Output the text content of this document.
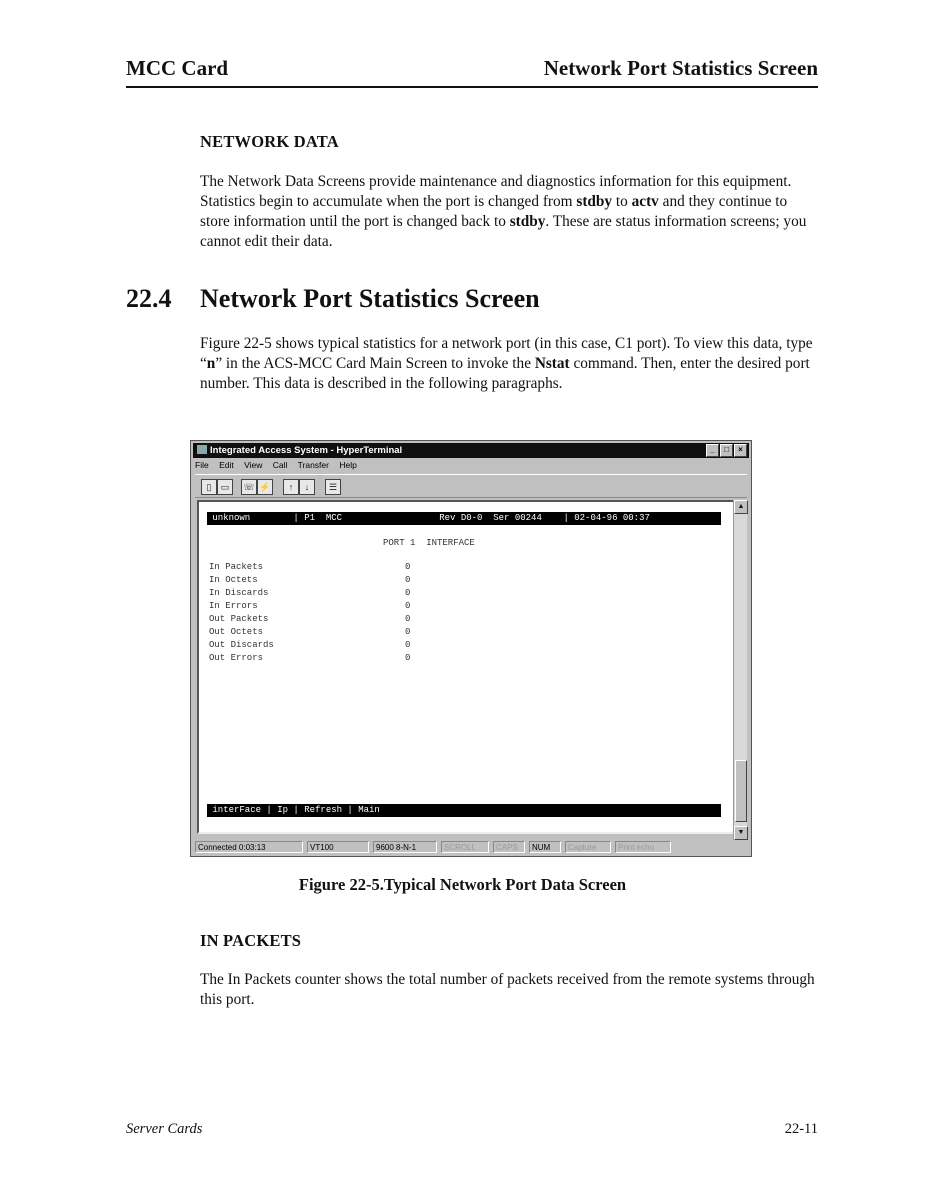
MCC Card	Network Port Statistics Screen
NETWORK DATA
The Network Data Screens provide maintenance and diagnostics information for this equipment. Statistics begin to accumulate when the port is changed from stdby to actv and they continue to store information until the port is changed back to stdby. These are status information screens; you cannot edit their data.
22.4 Network Port Statistics Screen
Figure 22-5 shows typical statistics for a network port (in this case, C1 port). To view this data, type “n” in the ACS-MCC Card Main Screen to invoke the Nstat command. Then, enter the desired port number. This data is described in the following paragraphs.
Integrated Access System - HyperTerminal	_ □ ×
File Edit View Call Transfer Help
▯	▭	☏ ⚡	↑	↓	☰
unknown        | P1  MCC                  Rev D0-0  Ser 00244    | 02-04-96 00:37
PORT 1  INTERFACE
In Packets	0
In Octets	0
In Discards	0
In Errors	0
Out Packets	0
Out Octets	0
Out Discards	0
Out Errors	0
interFace | Ip | Refresh | Main
▲
▼
Connected 0:03:13	VT100	9600 8-N-1	SCROLL	CAPS	NUM	Capture	Print echo
Figure 22-5.Typical Network Port Data Screen
IN PACKETS
The In Packets counter shows the total number of packets received from the remote systems through this port.
Server Cards	22-11
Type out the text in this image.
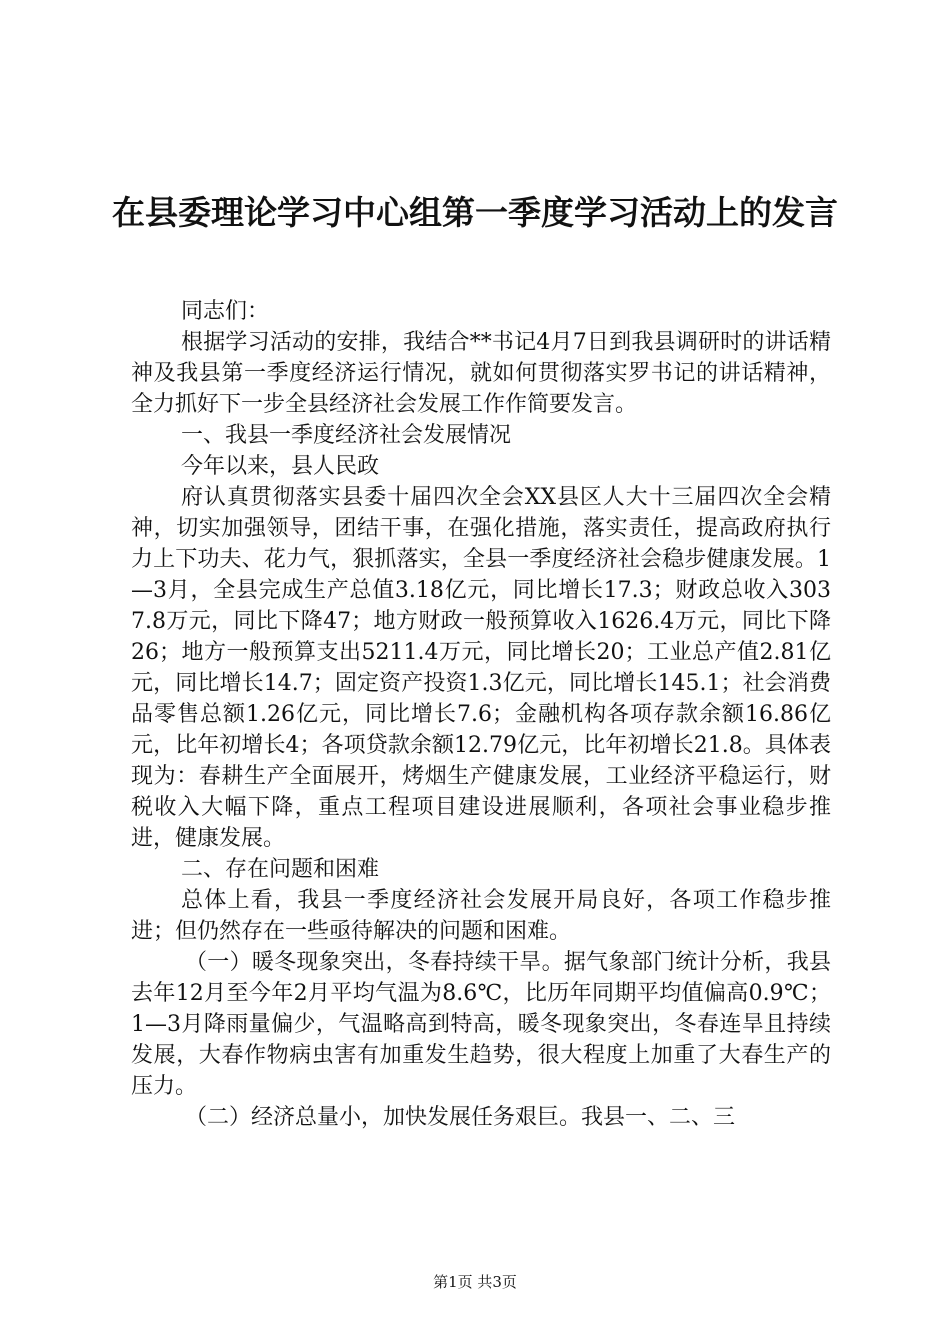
在县委理论学习中心组第一季度学习活动上的发言

同志们：

根据学习活动的安排，我结合**书记4月7日到我县调研时的讲话精神及我县第一季度经济运行情况，就如何贯彻落实罗书记的讲话精神，全力抓好下一步全县经济社会发展工作作简要发言。

一、我县一季度经济社会发展情况

今年以来，县人民政

府认真贯彻落实县委十届四次全会XX县区人大十三届四次全会精神，切实加强领导，团结干事，在强化措施，落实责任，提高政府执行力上下功夫、花力气，狠抓落实，全县一季度经济社会稳步健康发展。1—3月，全县完成生产总值3.18亿元，同比增长17.3；财政总收入3037.8万元，同比下降47；地方财政一般预算收入1626.4万元，同比下降26；地方一般预算支出5211.4万元，同比增长20；工业总产值2.81亿元，同比增长14.7；固定资产投资1.3亿元，同比增长145.1；社会消费品零售总额1.26亿元，同比增长7.6；金融机构各项存款余额16.86亿元，比年初增长4；各项贷款余额12.79亿元，比年初增长21.8。具体表现为：春耕生产全面展开，烤烟生产健康发展，工业经济平稳运行，财税收入大幅下降，重点工程项目建设进展顺利，各项社会事业稳步推进，健康发展。

二、存在问题和困难

总体上看，我县一季度经济社会发展开局良好，各项工作稳步推进；但仍然存在一些亟待解决的问题和困难。

（一）暖冬现象突出，冬春持续干旱。据气象部门统计分析，我县去年12月至今年2月平均气温为8.6℃，比历年同期平均值偏高0.9℃；1—3月降雨量偏少，气温略高到特高，暖冬现象突出，冬春连旱且持续发展，大春作物病虫害有加重发生趋势，很大程度上加重了大春生产的压力。

（二）经济总量小，加快发展任务艰巨。我县一、二、三

第1页 共3页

= = = = = = =

### Requirement:
Within the listing above, find every line containing the string "text" and return it.

### Correct result:
Output the text content of this document.
Type out the text in this image.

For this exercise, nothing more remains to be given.